§ Problem to work on:
Lines that contain the string "text" are to be copied; leave out all others.

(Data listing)
* * *

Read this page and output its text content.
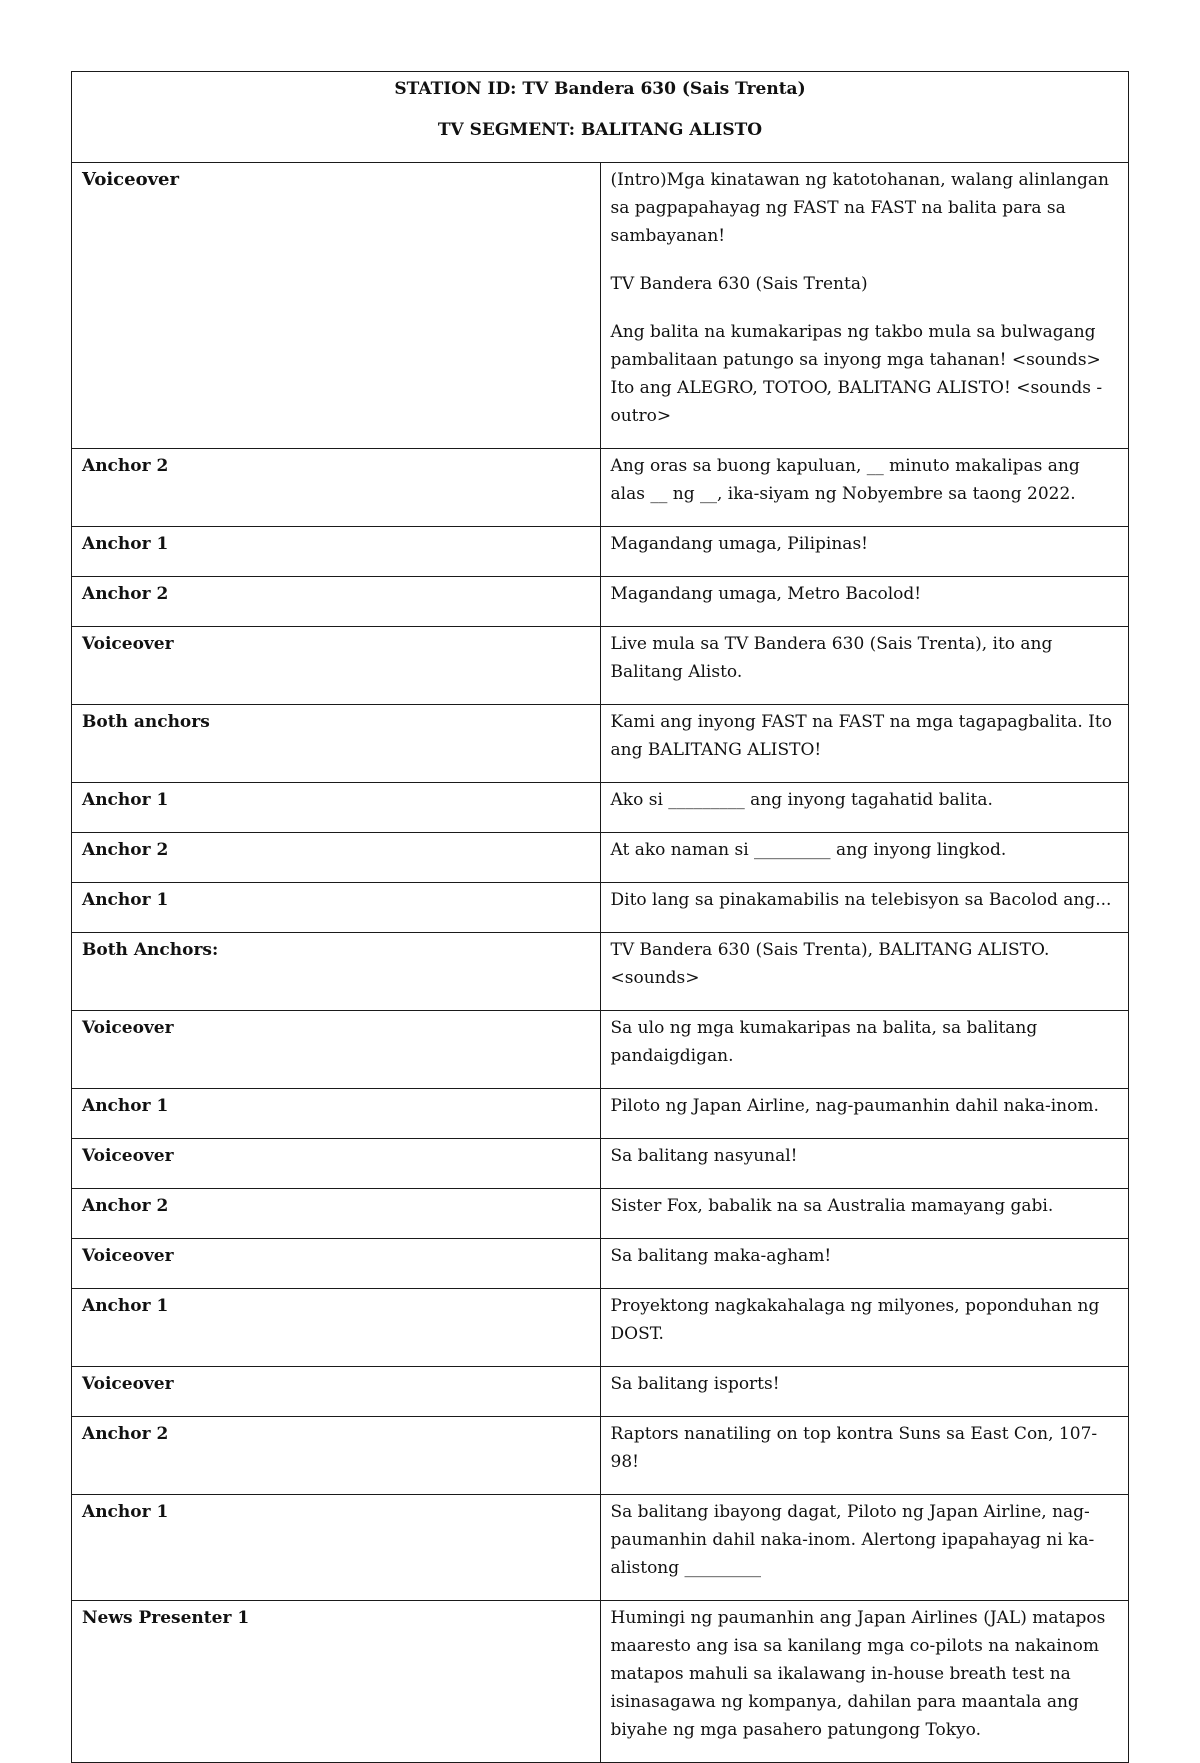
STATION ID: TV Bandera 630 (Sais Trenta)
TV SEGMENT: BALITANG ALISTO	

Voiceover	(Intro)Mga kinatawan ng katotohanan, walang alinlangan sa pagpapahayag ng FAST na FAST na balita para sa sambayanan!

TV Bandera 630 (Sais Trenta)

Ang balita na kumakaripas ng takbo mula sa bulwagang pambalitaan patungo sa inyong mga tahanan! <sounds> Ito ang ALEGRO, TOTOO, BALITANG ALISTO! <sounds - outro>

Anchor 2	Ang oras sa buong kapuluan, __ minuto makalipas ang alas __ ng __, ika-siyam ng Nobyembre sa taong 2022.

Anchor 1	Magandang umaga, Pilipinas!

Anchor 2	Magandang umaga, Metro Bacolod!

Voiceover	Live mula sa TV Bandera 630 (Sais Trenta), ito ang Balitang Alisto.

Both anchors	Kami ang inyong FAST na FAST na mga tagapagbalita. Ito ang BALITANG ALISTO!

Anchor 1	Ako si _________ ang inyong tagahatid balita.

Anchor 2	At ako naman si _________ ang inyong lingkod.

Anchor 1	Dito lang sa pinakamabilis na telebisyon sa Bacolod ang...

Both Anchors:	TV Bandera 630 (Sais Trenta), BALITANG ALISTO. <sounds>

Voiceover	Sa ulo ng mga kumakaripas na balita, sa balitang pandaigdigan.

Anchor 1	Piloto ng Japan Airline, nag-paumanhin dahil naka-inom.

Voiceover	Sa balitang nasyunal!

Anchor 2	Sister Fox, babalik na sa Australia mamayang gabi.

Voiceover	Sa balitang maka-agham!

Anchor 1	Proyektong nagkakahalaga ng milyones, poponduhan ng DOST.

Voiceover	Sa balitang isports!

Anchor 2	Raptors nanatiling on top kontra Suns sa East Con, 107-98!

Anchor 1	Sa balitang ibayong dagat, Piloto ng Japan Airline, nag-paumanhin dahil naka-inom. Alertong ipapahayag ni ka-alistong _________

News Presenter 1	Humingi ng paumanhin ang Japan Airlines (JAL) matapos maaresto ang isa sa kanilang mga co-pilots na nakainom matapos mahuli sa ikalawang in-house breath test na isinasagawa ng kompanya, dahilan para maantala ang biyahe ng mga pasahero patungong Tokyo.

* * *

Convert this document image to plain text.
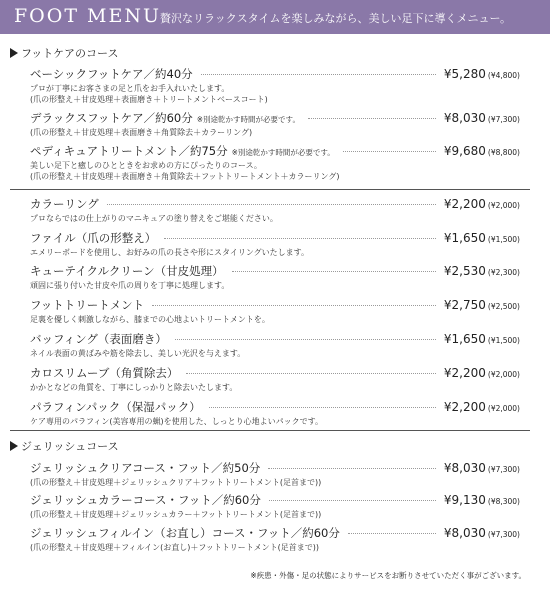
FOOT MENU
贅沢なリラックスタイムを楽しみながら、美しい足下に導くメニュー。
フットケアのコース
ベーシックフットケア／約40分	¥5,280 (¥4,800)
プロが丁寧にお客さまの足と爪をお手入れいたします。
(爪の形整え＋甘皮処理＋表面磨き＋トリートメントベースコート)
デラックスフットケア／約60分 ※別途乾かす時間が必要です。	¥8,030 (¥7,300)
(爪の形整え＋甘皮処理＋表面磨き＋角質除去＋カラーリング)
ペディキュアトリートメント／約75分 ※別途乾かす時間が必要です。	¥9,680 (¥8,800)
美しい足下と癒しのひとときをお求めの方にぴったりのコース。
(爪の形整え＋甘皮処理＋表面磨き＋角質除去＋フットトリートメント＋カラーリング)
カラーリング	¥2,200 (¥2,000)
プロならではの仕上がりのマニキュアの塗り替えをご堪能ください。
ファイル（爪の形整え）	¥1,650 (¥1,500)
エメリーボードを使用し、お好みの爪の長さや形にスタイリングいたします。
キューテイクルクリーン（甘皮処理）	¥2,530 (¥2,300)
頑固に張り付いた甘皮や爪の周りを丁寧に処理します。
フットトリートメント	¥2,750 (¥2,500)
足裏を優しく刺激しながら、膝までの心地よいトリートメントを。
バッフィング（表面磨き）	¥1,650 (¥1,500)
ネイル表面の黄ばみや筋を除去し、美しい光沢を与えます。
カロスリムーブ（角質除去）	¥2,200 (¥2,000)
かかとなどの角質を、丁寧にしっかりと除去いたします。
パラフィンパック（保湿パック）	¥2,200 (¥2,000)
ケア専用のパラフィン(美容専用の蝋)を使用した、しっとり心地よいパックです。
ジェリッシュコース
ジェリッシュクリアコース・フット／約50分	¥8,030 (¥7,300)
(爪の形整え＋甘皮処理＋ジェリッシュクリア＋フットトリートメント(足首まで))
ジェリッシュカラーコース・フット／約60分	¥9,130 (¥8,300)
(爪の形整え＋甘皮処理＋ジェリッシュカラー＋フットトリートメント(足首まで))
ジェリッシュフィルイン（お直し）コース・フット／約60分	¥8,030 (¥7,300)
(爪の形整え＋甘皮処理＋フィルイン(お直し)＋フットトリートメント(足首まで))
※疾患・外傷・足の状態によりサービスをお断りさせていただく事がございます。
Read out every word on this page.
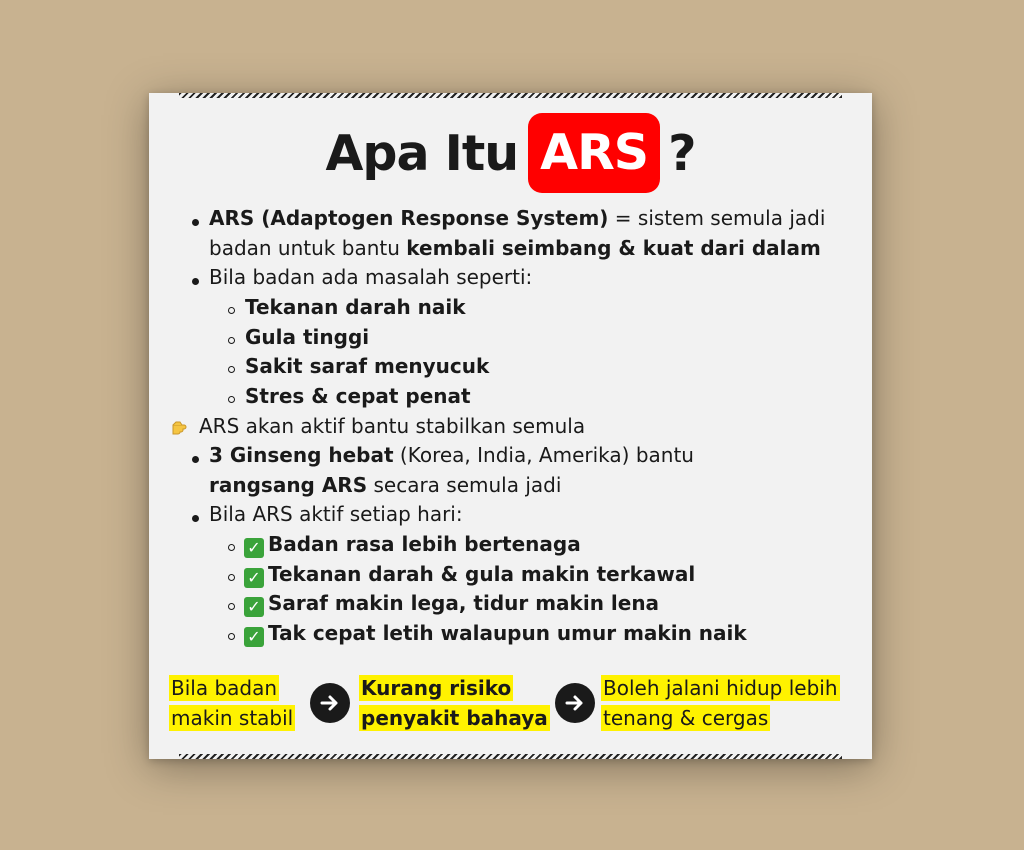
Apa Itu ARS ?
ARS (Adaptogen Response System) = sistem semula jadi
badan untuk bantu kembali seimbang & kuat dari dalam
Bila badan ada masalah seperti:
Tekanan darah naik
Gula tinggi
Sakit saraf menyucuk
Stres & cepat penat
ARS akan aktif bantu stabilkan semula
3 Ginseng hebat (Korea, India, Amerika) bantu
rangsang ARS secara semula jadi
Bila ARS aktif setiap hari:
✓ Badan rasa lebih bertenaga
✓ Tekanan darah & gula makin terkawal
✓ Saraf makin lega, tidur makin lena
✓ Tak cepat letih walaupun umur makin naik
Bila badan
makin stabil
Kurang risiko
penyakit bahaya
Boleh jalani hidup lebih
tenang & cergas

* * *

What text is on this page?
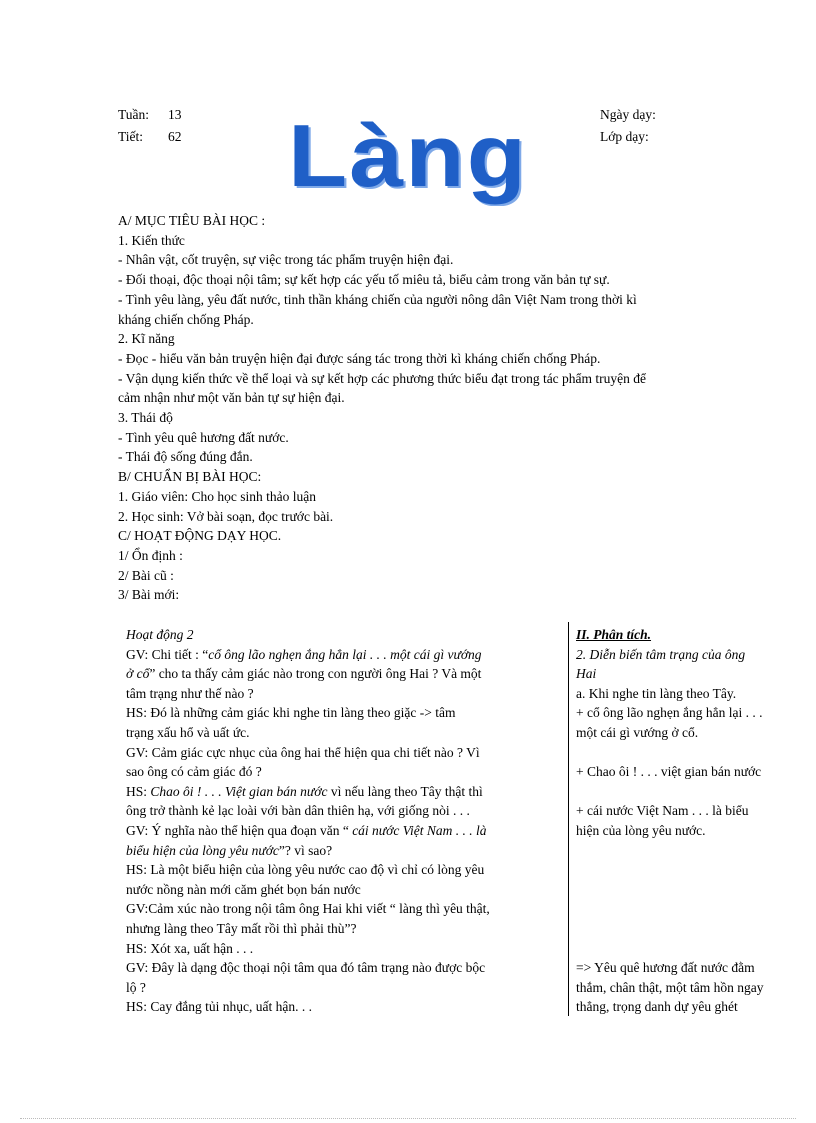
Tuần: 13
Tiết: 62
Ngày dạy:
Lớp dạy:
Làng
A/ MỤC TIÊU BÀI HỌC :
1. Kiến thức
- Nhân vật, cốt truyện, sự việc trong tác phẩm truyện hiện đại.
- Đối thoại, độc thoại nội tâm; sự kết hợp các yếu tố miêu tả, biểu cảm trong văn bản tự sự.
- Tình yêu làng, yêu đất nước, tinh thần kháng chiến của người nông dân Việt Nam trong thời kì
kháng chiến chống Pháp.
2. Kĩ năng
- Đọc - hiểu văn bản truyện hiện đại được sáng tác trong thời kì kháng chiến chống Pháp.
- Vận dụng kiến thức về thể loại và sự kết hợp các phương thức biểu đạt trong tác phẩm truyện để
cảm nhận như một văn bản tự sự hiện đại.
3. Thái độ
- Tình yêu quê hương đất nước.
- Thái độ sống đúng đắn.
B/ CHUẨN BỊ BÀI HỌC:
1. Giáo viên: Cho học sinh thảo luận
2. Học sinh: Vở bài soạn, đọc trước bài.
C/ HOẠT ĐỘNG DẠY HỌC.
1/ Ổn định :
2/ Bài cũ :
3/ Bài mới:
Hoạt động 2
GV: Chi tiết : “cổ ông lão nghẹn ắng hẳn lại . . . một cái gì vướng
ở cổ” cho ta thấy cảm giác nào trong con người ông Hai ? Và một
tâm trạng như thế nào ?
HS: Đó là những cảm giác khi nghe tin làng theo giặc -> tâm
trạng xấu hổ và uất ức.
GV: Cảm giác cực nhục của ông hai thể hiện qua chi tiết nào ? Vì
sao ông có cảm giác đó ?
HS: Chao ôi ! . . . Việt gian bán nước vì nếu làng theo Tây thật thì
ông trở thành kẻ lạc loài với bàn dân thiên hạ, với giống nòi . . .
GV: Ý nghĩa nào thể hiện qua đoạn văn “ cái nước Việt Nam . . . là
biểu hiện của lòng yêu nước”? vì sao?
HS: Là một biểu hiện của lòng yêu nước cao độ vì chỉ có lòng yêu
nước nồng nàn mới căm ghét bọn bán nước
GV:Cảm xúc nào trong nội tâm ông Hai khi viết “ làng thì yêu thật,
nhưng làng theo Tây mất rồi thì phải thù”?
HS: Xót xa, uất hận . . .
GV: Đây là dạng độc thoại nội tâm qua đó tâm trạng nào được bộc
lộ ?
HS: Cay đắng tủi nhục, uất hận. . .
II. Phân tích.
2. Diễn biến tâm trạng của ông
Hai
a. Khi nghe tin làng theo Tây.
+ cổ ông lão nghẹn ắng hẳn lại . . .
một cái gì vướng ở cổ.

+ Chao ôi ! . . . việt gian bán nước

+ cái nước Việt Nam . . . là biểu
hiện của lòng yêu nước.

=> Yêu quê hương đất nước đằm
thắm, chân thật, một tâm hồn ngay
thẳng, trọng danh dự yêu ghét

* * *

§ Result below:
Read this page and output its text content.
Convert this document image to plain text.
What text is on this page?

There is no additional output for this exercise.